» WORK TO DO: All lines below must be repeated exactly, with the pictures omitted.

» EXERCISE MATERIALS:
--- BEGIN ---
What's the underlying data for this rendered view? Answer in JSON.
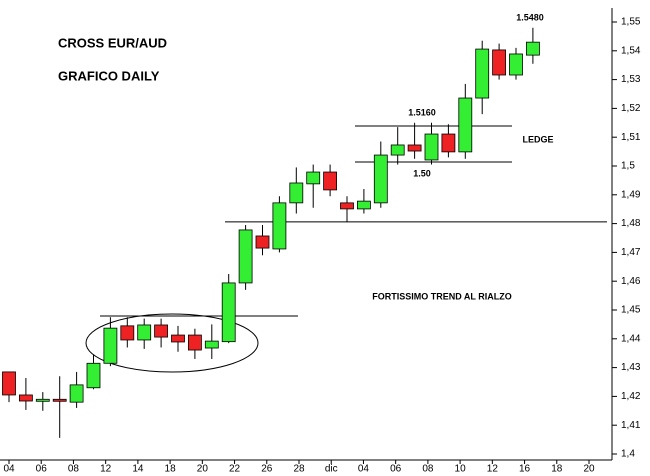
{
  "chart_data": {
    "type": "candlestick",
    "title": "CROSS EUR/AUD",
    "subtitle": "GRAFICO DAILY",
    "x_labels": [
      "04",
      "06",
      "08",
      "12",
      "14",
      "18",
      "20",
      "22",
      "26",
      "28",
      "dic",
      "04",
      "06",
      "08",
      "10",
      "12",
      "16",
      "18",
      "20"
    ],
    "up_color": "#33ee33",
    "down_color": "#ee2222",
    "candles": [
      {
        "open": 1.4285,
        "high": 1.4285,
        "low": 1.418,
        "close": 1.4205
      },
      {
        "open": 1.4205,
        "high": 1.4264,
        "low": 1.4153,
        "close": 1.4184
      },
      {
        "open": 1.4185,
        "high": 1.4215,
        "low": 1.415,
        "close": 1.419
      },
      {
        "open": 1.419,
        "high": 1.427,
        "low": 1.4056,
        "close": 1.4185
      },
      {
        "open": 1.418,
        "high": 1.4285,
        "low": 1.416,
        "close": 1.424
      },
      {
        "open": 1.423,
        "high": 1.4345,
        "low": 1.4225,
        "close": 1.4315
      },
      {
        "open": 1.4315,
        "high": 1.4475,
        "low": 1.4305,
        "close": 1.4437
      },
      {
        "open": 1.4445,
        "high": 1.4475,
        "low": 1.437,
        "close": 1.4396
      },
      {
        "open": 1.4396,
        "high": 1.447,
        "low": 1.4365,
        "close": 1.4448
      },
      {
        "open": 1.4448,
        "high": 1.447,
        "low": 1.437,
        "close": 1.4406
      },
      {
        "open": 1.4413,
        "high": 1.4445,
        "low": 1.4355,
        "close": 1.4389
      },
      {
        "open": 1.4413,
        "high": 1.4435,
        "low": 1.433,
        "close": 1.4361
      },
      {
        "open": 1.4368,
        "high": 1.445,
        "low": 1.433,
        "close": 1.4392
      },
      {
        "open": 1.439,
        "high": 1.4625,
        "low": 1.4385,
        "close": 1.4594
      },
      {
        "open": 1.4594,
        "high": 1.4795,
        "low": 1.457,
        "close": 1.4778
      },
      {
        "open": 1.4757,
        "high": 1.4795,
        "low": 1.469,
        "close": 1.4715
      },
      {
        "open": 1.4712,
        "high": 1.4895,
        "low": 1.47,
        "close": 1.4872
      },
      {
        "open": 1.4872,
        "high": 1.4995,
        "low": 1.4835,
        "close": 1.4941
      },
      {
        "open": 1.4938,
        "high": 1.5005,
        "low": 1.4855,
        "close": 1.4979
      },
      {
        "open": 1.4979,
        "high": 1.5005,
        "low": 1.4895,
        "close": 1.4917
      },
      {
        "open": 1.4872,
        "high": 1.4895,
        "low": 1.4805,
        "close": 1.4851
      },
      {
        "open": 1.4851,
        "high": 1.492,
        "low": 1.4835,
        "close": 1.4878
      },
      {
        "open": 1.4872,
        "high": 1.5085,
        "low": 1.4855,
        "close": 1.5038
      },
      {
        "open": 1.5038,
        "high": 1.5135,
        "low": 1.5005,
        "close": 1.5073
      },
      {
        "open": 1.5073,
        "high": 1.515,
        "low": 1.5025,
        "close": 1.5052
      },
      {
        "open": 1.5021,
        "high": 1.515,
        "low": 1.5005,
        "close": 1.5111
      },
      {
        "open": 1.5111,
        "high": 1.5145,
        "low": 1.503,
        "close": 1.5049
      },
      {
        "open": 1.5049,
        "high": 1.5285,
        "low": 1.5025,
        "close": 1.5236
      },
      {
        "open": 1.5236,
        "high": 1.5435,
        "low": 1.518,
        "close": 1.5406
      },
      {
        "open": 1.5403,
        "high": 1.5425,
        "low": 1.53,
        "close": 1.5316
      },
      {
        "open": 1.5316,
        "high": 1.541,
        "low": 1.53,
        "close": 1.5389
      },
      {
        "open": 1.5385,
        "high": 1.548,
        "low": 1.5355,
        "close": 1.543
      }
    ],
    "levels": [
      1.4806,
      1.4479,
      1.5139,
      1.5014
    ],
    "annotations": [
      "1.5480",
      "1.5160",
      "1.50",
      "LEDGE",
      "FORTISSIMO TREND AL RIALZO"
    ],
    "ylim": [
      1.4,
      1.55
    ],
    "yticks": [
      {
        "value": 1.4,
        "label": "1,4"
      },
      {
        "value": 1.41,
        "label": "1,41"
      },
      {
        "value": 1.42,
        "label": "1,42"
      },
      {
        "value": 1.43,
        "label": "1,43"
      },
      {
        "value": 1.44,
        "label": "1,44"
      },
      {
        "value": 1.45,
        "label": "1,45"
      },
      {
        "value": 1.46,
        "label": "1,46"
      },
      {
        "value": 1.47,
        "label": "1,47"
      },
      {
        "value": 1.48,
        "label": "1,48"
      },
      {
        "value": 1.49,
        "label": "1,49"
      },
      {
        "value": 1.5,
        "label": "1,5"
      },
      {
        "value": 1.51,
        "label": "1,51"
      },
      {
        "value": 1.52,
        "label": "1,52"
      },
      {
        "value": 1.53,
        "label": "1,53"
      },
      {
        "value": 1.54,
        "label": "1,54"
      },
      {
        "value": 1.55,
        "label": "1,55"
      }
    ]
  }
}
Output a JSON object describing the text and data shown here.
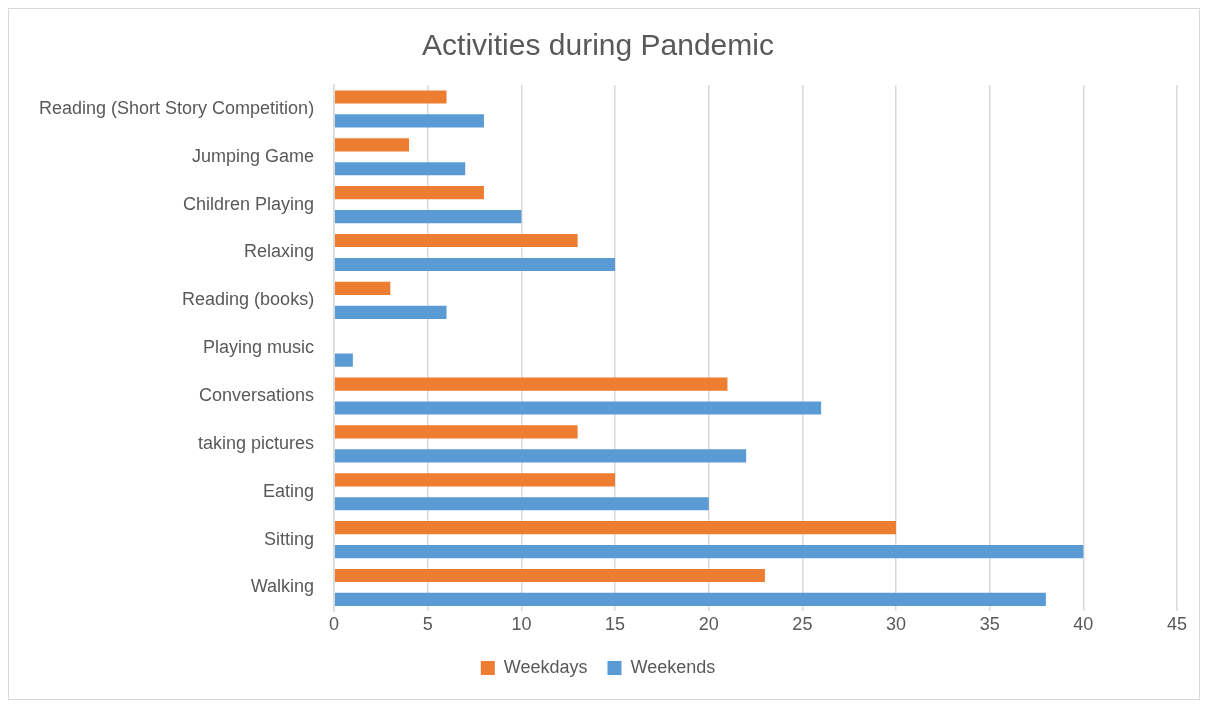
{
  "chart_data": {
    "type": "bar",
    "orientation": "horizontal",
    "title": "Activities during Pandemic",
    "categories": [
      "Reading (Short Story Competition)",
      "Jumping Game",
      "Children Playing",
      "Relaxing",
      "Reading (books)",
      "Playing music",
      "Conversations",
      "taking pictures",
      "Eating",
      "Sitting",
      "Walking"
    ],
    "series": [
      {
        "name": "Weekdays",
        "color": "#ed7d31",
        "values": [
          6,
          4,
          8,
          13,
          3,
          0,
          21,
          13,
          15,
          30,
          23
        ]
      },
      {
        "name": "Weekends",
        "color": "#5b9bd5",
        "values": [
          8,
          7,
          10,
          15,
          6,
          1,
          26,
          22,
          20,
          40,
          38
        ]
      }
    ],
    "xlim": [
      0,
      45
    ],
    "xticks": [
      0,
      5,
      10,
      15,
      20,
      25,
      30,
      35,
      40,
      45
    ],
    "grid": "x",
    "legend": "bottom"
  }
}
--- END ---
» RESPONSE TO THIS TASK:
What's the underlying data for this rendered view? Answer in JSON.
{
  "chart_data": {
    "type": "candlestick",
    "title": "CROSS EUR/AUD",
    "subtitle": "GRAFICO DAILY",
    "x_labels": [
      "04",
      "06",
      "08",
      "12",
      "14",
      "18",
      "20",
      "22",
      "26",
      "28",
      "dic",
      "04",
      "06",
      "08",
      "10",
      "12",
      "16",
      "18",
      "20"
    ],
    "up_color": "#33ee33",
    "down_color": "#ee2222",
    "candles": [
      {
        "open": 1.4285,
        "high": 1.4285,
        "low": 1.418,
        "close": 1.4205
      },
      {
        "open": 1.4205,
        "high": 1.4264,
        "low": 1.4153,
        "close": 1.4184
      },
      {
        "open": 1.4185,
        "high": 1.4215,
        "low": 1.415,
        "close": 1.419
      },
      {
        "open": 1.419,
        "high": 1.427,
        "low": 1.4056,
        "close": 1.4185
      },
      {
        "open": 1.418,
        "high": 1.4285,
        "low": 1.416,
        "close": 1.424
      },
      {
        "open": 1.423,
        "high": 1.4345,
        "low": 1.4225,
        "close": 1.4315
      },
      {
        "open": 1.4315,
        "high": 1.4475,
        "low": 1.4305,
        "close": 1.4437
      },
      {
        "open": 1.4445,
        "high": 1.4475,
        "low": 1.437,
        "close": 1.4396
      },
      {
        "open": 1.4396,
        "high": 1.447,
        "low": 1.4365,
        "close": 1.4448
      },
      {
        "open": 1.4448,
        "high": 1.447,
        "low": 1.437,
        "close": 1.4406
      },
      {
        "open": 1.4413,
        "high": 1.4445,
        "low": 1.4355,
        "close": 1.4389
      },
      {
        "open": 1.4413,
        "high": 1.4435,
        "low": 1.433,
        "close": 1.4361
      },
      {
        "open": 1.4368,
        "high": 1.445,
        "low": 1.433,
        "close": 1.4392
      },
      {
        "open": 1.439,
        "high": 1.4625,
        "low": 1.4385,
        "close": 1.4594
      },
      {
        "open": 1.4594,
        "high": 1.4795,
        "low": 1.457,
        "close": 1.4778
      },
      {
        "open": 1.4757,
        "high": 1.4795,
        "low": 1.469,
        "close": 1.4715
      },
      {
        "open": 1.4712,
        "high": 1.4895,
        "low": 1.47,
        "close": 1.4872
      },
      {
        "open": 1.4872,
        "high": 1.4995,
        "low": 1.4835,
        "close": 1.4941
      },
      {
        "open": 1.4938,
        "high": 1.5005,
        "low": 1.4855,
        "close": 1.4979
      },
      {
        "open": 1.4979,
        "high": 1.5005,
        "low": 1.4895,
        "close": 1.4917
      },
      {
        "open": 1.4872,
        "high": 1.4895,
        "low": 1.4805,
        "close": 1.4851
      },
      {
        "open": 1.4851,
        "high": 1.492,
        "low": 1.4835,
        "close": 1.4878
      },
      {
        "open": 1.4872,
        "high": 1.5085,
        "low": 1.4855,
        "close": 1.5038
      },
      {
        "open": 1.5038,
        "high": 1.5135,
        "low": 1.5005,
        "close": 1.5073
      },
      {
        "open": 1.5073,
        "high": 1.515,
        "low": 1.5025,
        "close": 1.5052
      },
      {
        "open": 1.5021,
        "high": 1.515,
        "low": 1.5005,
        "close": 1.5111
      },
      {
        "open": 1.5111,
        "high": 1.5145,
        "low": 1.503,
        "close": 1.5049
      },
      {
        "open": 1.5049,
        "high": 1.5285,
        "low": 1.5025,
        "close": 1.5236
      },
      {
        "open": 1.5236,
        "high": 1.5435,
        "low": 1.518,
        "close": 1.5406
      },
      {
        "open": 1.5403,
        "high": 1.5425,
        "low": 1.53,
        "close": 1.5316
      },
      {
        "open": 1.5316,
        "high": 1.541,
        "low": 1.53,
        "close": 1.5389
      },
      {
        "open": 1.5385,
        "high": 1.548,
        "low": 1.5355,
        "close": 1.543
      }
    ],
    "levels": [
      1.4806,
      1.4479,
      1.5139,
      1.5014
    ],
    "annotations": [
      "1.5480",
      "1.5160",
      "1.50",
      "LEDGE",
      "FORTISSIMO TREND AL RIALZO"
    ],
    "ylim": [
      1.4,
      1.55
    ],
    "yticks": [
      {
        "value": 1.4,
        "label": "1,4"
      },
      {
        "value": 1.41,
        "label": "1,41"
      },
      {
        "value": 1.42,
        "label": "1,42"
      },
      {
        "value": 1.43,
        "label": "1,43"
      },
      {
        "value": 1.44,
        "label": "1,44"
      },
      {
        "value": 1.45,
        "label": "1,45"
      },
      {
        "value": 1.46,
        "label": "1,46"
      },
      {
        "value": 1.47,
        "label": "1,47"
      },
      {
        "value": 1.48,
        "label": "1,48"
      },
      {
        "value": 1.49,
        "label": "1,49"
      },
      {
        "value": 1.5,
        "label": "1,5"
      },
      {
        "value": 1.51,
        "label": "1,51"
      },
      {
        "value": 1.52,
        "label": "1,52"
      },
      {
        "value": 1.53,
        "label": "1,53"
      },
      {
        "value": 1.54,
        "label": "1,54"
      },
      {
        "value": 1.55,
        "label": "1,55"
      }
    ]
  }
}
Output a JSON object describing the text and data shown here.
{
  "chart_data": {
    "type": "bar",
    "orientation": "horizontal",
    "title": "Activities during Pandemic",
    "categories": [
      "Reading (Short Story Competition)",
      "Jumping Game",
      "Children Playing",
      "Relaxing",
      "Reading (books)",
      "Playing music",
      "Conversations",
      "taking pictures",
      "Eating",
      "Sitting",
      "Walking"
    ],
    "series": [
      {
        "name": "Weekdays",
        "color": "#ed7d31",
        "values": [
          6,
          4,
          8,
          13,
          3,
          0,
          21,
          13,
          15,
          30,
          23
        ]
      },
      {
        "name": "Weekends",
        "color": "#5b9bd5",
        "values": [
          8,
          7,
          10,
          15,
          6,
          1,
          26,
          22,
          20,
          40,
          38
        ]
      }
    ],
    "xlim": [
      0,
      45
    ],
    "xticks": [
      0,
      5,
      10,
      15,
      20,
      25,
      30,
      35,
      40,
      45
    ],
    "grid": "x",
    "legend": "bottom"
  }
}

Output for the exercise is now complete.